= EXCERPT =
* BEGIN *

1. Play music. 2. Play videos of ANY format. 3. Tune and play television, with the option to pause, rewind or fast forward (DVR stuff). 4. Save and/or archive recordings to keep. 5. *Stream content simultaneously to multiple screens/stereos 6. Attractive living room presence. 7. Control via dependable remote device.
*This is, of course, one of the more advanced features and probably the first to go as the inevitable process of compromise starts to set in.
What I discovered back in 2002 was that no single piece of software was capable of meeting all of these demands. While it was possible to cobble together several different pieces of software in an attempt to accomplish all of these things, copy protection, unfriendly interfaces and lack of codec support generally made the process rather unattractive. The Tivo DVR which came with out DirecTV subscription was far better, simpler and more to the point, but with less features. I gave up.
Honestly, there is a second major restriction to getting a proper HTPC up and running. Everything costs money to use, try or evaluate. You have to buy the proper hardware, spend money on the full-featured software, put the whole package together and then HOPE it works, otherwise you've just flushed all your cash down the toilet along with your pipe dream. I came close to doing this seven years ago, but the rampant reports of problems, bugs and incompatabilities made me think better of it.
Fast forward to today. Money is tight. It's been tight for years and the problem isn't going away... like... ever. We're dumping services we once were accustomed to every time we turn around. Anything we think we can get rid of, we do. Then we live without it for a few months, get comfortable living without it, and turn around to think about getting rid of some other fabulous thing we used to think we could never live without. I wonder sometimes whether we will eventually decide we don't need internet any more. It's getting closer to the chopping block by the day.
One would think, in the span of seven years, the HTPC market might have developed some stability, some promise. But as I look around, I notice nothing much has changed. In fact, I can confidently say nothing has changed. It still requires a fabulous financial investment to attempt a dive. The concept of not paying Tivo a subscription fee, not paying Comcast a subscription fee, etc seems so attractive. But, who knows if it works.

* END *

= STORED RECORDS =
* BEGIN *

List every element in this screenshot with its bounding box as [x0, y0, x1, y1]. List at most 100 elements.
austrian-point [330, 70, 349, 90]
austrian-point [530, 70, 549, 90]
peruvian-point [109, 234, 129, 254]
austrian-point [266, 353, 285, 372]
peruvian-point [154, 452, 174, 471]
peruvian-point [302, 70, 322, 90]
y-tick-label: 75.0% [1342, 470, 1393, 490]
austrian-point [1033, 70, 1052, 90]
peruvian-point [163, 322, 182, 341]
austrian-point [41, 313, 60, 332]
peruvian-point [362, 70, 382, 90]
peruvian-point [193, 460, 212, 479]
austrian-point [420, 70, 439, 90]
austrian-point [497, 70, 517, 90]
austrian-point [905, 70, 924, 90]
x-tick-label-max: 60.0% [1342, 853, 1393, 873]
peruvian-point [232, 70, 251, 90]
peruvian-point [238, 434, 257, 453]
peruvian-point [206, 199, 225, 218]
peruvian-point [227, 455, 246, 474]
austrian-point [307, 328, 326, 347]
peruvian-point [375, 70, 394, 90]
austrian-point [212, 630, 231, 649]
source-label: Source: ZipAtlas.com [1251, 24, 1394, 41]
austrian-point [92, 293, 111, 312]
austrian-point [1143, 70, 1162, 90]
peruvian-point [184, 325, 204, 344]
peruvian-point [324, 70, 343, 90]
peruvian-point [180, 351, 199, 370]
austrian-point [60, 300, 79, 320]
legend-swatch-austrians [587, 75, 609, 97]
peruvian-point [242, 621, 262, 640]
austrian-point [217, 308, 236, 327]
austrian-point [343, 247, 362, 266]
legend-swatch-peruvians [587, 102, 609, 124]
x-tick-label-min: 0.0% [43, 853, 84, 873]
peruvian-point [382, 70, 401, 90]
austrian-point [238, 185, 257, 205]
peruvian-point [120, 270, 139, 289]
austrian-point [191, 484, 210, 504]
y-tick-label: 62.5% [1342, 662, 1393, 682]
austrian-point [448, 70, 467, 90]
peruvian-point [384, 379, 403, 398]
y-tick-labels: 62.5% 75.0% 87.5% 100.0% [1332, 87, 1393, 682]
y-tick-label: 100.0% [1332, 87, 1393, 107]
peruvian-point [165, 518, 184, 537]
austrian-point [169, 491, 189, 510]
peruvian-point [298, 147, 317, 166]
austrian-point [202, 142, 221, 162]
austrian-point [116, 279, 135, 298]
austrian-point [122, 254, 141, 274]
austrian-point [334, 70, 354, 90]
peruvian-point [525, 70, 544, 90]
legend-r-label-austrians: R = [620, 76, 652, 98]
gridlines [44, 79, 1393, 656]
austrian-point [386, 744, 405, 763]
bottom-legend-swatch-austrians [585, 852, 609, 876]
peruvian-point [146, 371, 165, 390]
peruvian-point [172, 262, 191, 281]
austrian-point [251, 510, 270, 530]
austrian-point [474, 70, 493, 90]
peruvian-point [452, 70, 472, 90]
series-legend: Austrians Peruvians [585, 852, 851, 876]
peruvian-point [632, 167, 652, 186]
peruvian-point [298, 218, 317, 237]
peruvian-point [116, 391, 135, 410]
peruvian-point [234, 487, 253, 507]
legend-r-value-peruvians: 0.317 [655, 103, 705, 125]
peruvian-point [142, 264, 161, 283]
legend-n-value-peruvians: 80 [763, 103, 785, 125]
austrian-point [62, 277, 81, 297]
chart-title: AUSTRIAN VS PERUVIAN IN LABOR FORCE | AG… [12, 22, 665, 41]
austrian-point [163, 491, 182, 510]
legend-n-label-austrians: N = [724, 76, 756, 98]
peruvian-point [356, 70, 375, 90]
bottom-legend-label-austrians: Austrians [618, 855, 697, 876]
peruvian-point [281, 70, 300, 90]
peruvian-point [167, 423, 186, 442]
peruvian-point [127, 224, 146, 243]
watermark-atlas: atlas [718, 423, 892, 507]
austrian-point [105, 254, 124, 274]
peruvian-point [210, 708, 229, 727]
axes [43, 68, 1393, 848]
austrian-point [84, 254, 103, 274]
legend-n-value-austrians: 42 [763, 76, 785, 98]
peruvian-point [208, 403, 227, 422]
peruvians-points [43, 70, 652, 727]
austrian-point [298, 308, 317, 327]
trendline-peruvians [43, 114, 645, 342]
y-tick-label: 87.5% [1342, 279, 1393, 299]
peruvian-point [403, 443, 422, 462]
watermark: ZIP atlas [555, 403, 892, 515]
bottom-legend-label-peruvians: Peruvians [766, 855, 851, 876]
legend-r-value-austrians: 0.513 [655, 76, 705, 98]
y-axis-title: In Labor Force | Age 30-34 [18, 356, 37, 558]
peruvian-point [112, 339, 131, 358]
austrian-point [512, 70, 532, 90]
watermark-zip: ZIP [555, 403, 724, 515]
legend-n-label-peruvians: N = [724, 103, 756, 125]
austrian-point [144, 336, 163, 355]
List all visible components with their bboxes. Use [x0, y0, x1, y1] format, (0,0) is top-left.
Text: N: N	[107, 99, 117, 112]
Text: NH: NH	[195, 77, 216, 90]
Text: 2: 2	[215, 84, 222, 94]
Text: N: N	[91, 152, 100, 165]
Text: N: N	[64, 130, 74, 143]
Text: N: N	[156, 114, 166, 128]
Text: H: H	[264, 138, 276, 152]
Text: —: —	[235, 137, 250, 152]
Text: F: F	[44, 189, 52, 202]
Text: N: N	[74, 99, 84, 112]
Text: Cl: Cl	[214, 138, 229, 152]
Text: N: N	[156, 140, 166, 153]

* END *

= TASK LIST =
#1 According to the home theater PC excerpt, in what year did the writer find that no single piece of software could meet all of these demands?
#2 Repeat the part of the home theater PC excerpt that begins with the words "1. Play music." and stops after "dependable remote device.".
You won't need the records for this.

= PROBLEM SOLUTIONS =
#1 2002

#2
1. Play music. 2. Play videos of ANY format. 3. Tune and play television, with the option to pause, rewind or fast forward (DVR stuff). 4. Save and/or archive recordings to keep. 5. *Stream content simultaneously to multiple screens/stereos 6. Attractive living room presence. 7. Control via dependable remote device.